• **RECORDS SUPPLIED**
________________

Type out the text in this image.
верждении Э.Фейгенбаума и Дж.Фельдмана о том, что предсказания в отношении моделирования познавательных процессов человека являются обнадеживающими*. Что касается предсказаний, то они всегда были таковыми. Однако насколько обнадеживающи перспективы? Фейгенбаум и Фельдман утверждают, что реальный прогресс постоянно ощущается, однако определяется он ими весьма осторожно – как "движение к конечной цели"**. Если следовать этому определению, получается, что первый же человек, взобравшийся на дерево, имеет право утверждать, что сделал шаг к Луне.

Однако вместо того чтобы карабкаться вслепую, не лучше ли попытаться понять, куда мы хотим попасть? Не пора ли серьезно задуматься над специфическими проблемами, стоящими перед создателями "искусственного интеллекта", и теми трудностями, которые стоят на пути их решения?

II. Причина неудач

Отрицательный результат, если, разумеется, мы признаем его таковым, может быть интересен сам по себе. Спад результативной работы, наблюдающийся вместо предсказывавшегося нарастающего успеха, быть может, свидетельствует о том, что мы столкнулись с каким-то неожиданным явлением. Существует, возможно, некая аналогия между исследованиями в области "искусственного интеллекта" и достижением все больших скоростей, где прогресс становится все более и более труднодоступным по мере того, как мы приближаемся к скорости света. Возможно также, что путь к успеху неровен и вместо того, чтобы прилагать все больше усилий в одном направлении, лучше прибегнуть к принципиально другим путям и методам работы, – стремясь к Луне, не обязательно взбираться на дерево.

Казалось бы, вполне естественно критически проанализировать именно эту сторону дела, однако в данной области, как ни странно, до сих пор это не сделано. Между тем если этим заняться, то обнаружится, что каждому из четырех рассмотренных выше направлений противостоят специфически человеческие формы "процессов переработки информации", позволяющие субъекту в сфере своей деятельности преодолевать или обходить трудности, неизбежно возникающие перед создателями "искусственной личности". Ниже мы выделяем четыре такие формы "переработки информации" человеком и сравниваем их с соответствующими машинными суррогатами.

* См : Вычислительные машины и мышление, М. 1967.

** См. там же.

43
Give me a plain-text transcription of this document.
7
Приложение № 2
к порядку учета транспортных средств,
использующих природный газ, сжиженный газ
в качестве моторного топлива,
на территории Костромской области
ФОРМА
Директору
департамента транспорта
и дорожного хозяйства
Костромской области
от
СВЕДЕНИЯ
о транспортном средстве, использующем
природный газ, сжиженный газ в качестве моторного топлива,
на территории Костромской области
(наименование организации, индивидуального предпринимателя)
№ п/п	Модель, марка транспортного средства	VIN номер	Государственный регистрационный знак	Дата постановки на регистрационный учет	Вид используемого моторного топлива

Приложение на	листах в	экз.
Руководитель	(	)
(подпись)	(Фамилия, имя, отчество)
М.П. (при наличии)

________________

• **WORK TO COMPLETE**
Gather all the lines that include the word "this" and copy them out.

• **THE RESULT**
Type out the text in this image.
Give me a plain-text transcription of this document.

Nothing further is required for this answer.